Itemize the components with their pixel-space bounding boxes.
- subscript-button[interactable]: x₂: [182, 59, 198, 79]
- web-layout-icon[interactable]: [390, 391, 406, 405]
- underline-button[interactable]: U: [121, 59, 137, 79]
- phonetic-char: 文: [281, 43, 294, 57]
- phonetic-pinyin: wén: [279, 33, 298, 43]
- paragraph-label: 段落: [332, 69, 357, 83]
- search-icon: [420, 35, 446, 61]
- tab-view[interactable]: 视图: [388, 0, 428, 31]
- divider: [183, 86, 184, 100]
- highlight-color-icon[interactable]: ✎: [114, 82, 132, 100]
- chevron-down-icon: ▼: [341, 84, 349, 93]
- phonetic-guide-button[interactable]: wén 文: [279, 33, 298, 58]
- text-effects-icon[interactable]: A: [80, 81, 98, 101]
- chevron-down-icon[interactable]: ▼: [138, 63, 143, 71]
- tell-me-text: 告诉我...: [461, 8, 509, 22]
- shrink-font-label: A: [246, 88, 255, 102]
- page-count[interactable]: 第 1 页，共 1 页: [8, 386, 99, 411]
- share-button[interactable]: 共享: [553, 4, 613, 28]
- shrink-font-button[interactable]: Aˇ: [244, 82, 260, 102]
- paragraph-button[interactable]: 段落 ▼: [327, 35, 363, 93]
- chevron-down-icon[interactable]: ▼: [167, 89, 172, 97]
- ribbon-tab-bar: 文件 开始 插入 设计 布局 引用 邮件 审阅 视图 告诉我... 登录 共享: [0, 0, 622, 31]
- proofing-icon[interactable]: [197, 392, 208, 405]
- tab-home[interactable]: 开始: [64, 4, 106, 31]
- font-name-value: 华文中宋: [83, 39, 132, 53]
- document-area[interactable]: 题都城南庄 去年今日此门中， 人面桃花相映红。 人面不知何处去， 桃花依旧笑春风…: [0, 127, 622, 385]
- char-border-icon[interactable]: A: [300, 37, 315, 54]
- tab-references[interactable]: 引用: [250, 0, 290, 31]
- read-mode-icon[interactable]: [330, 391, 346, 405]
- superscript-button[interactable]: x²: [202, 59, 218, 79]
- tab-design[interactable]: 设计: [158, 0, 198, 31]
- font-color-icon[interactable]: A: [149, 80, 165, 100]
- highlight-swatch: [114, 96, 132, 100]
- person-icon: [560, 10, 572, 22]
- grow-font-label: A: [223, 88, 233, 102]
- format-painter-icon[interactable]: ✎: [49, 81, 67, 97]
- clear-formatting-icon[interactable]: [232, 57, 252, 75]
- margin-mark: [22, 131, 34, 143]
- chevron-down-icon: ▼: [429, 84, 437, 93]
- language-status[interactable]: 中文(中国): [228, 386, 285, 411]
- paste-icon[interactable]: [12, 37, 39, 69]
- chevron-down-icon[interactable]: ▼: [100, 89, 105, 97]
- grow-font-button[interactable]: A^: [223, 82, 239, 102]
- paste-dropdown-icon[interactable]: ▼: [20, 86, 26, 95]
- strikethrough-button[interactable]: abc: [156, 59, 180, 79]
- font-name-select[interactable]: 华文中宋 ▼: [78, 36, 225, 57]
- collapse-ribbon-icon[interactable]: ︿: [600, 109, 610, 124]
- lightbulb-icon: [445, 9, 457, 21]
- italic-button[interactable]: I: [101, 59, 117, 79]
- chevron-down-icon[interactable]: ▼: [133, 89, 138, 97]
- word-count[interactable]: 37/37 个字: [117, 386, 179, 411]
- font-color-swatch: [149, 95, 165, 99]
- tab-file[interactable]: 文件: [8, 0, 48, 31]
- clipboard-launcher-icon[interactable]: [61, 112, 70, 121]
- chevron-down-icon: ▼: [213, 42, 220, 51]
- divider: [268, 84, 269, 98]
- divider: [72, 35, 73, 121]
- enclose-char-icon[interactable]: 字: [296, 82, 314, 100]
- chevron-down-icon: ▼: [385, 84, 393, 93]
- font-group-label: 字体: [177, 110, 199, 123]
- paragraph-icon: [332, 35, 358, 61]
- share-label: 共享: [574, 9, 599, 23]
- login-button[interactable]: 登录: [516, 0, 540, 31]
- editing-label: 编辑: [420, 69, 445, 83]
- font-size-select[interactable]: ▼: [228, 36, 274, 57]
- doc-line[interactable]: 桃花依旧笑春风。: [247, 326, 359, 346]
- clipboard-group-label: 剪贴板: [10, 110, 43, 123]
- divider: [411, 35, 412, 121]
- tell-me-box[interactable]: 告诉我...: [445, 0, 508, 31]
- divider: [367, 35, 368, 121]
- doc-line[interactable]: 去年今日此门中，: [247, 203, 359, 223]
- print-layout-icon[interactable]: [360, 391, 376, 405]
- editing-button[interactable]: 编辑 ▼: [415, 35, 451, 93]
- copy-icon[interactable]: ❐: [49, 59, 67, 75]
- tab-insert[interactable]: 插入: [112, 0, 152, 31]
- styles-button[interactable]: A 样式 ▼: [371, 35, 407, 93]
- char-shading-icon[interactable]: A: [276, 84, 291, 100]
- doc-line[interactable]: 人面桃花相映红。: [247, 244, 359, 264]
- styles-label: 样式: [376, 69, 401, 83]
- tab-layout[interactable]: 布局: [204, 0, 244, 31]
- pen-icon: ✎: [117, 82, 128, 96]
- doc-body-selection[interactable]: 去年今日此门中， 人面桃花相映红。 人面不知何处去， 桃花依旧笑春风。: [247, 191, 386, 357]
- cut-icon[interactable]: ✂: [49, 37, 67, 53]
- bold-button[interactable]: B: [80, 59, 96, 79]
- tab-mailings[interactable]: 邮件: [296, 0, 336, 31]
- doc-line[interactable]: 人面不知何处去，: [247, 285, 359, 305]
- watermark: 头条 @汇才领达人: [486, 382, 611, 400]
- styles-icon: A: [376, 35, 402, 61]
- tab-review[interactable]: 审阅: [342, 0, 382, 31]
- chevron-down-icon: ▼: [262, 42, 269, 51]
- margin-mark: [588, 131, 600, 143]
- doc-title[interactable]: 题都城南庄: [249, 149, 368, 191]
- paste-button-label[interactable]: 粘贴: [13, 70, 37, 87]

● ● ● ● ●

Can you repeat all of the rows above, swapping every "chevron-down-icon" for "dropdown-arrow-icon" and leaving everything else unchanged?

◆ The completed task:
Itemize the components with their pixel-space bounding boxes.
- subscript-button[interactable]: x₂: [182, 59, 198, 79]
- web-layout-icon[interactable]: [390, 391, 406, 405]
- underline-button[interactable]: U: [121, 59, 137, 79]
- phonetic-char: 文: [281, 43, 294, 57]
- phonetic-pinyin: wén: [279, 33, 298, 43]
- paragraph-label: 段落: [332, 69, 357, 83]
- search-icon: [420, 35, 446, 61]
- tab-view[interactable]: 视图: [388, 0, 428, 31]
- divider: [183, 86, 184, 100]
- highlight-color-icon[interactable]: ✎: [114, 82, 132, 100]
- dropdown-arrow-icon: ▼: [341, 84, 349, 93]
- phonetic-guide-button[interactable]: wén 文: [279, 33, 298, 58]
- text-effects-icon[interactable]: A: [80, 81, 98, 101]
- dropdown-arrow-icon[interactable]: ▼: [138, 63, 143, 71]
- tell-me-text: 告诉我...: [461, 8, 509, 22]
- shrink-font-label: A: [246, 88, 255, 102]
- page-count[interactable]: 第 1 页，共 1 页: [8, 386, 99, 411]
- share-button[interactable]: 共享: [553, 4, 613, 28]
- shrink-font-button[interactable]: Aˇ: [244, 82, 260, 102]
- paragraph-button[interactable]: 段落 ▼: [327, 35, 363, 93]
- dropdown-arrow-icon[interactable]: ▼: [167, 89, 172, 97]
- ribbon-tab-bar: 文件 开始 插入 设计 布局 引用 邮件 审阅 视图 告诉我... 登录 共享: [0, 0, 622, 31]
- proofing-icon[interactable]: [197, 392, 208, 405]
- tab-home[interactable]: 开始: [64, 4, 106, 31]
- font-name-value: 华文中宋: [83, 39, 132, 53]
- document-area[interactable]: 题都城南庄 去年今日此门中， 人面桃花相映红。 人面不知何处去， 桃花依旧笑春风…: [0, 127, 622, 385]
- char-border-icon[interactable]: A: [300, 37, 315, 54]
- tab-references[interactable]: 引用: [250, 0, 290, 31]
- read-mode-icon[interactable]: [330, 391, 346, 405]
- superscript-button[interactable]: x²: [202, 59, 218, 79]
- tab-design[interactable]: 设计: [158, 0, 198, 31]
- font-color-icon[interactable]: A: [149, 80, 165, 100]
- highlight-swatch: [114, 96, 132, 100]
- person-icon: [560, 10, 572, 22]
- grow-font-label: A: [223, 88, 233, 102]
- format-painter-icon[interactable]: ✎: [49, 81, 67, 97]
- clear-formatting-icon[interactable]: [232, 57, 252, 75]
- margin-mark: [22, 131, 34, 143]
- dropdown-arrow-icon: ▼: [429, 84, 437, 93]
- language-status[interactable]: 中文(中国): [228, 386, 285, 411]
- paste-icon[interactable]: [12, 37, 39, 69]
- dropdown-arrow-icon[interactable]: ▼: [100, 89, 105, 97]
- grow-font-button[interactable]: A^: [223, 82, 239, 102]
- paste-dropdown-icon[interactable]: ▼: [20, 86, 26, 95]
- strikethrough-button[interactable]: abc: [156, 59, 180, 79]
- font-name-select[interactable]: 华文中宋 ▼: [78, 36, 225, 57]
- collapse-ribbon-icon[interactable]: ︿: [600, 109, 610, 124]
- lightbulb-icon: [445, 9, 457, 21]
- italic-button[interactable]: I: [101, 59, 117, 79]
- dropdown-arrow-icon[interactable]: ▼: [133, 89, 138, 97]
- word-count[interactable]: 37/37 个字: [117, 386, 179, 411]
- font-color-swatch: [149, 95, 165, 99]
- tab-file[interactable]: 文件: [8, 0, 48, 31]
- clipboard-launcher-icon[interactable]: [61, 112, 70, 121]
- dropdown-arrow-icon: ▼: [213, 42, 220, 51]
- divider: [268, 84, 269, 98]
- divider: [72, 35, 73, 121]
- enclose-char-icon[interactable]: 字: [296, 82, 314, 100]
- dropdown-arrow-icon: ▼: [385, 84, 393, 93]
- font-group-label: 字体: [177, 110, 199, 123]
- paragraph-icon: [332, 35, 358, 61]
- share-label: 共享: [574, 9, 599, 23]
- login-button[interactable]: 登录: [516, 0, 540, 31]
- editing-label: 编辑: [420, 69, 445, 83]
- font-size-select[interactable]: ▼: [228, 36, 274, 57]
- doc-line[interactable]: 桃花依旧笑春风。: [247, 326, 359, 346]
- clipboard-group-label: 剪贴板: [10, 110, 43, 123]
- divider: [411, 35, 412, 121]
- tell-me-box[interactable]: 告诉我...: [445, 0, 508, 31]
- divider: [367, 35, 368, 121]
- doc-line[interactable]: 去年今日此门中，: [247, 203, 359, 223]
- print-layout-icon[interactable]: [360, 391, 376, 405]
- editing-button[interactable]: 编辑 ▼: [415, 35, 451, 93]
- copy-icon[interactable]: ❐: [49, 59, 67, 75]
- tab-insert[interactable]: 插入: [112, 0, 152, 31]
- styles-button[interactable]: A 样式 ▼: [371, 35, 407, 93]
- char-shading-icon[interactable]: A: [276, 84, 291, 100]
- doc-line[interactable]: 人面桃花相映红。: [247, 244, 359, 264]
- styles-label: 样式: [376, 69, 401, 83]
- tab-layout[interactable]: 布局: [204, 0, 244, 31]
- pen-icon: ✎: [117, 82, 128, 96]
- doc-body-selection[interactable]: 去年今日此门中， 人面桃花相映红。 人面不知何处去， 桃花依旧笑春风。: [247, 191, 386, 357]
- cut-icon[interactable]: ✂: [49, 37, 67, 53]
- bold-button[interactable]: B: [80, 59, 96, 79]
- tab-mailings[interactable]: 邮件: [296, 0, 336, 31]
- doc-line[interactable]: 人面不知何处去，: [247, 285, 359, 305]
- watermark: 头条 @汇才领达人: [486, 382, 611, 400]
- styles-icon: A: [376, 35, 402, 61]
- tab-review[interactable]: 审阅: [342, 0, 382, 31]
- dropdown-arrow-icon: ▼: [262, 42, 269, 51]
- margin-mark: [588, 131, 600, 143]
- doc-title[interactable]: 题都城南庄: [249, 149, 368, 191]
- paste-button-label[interactable]: 粘贴: [13, 70, 37, 87]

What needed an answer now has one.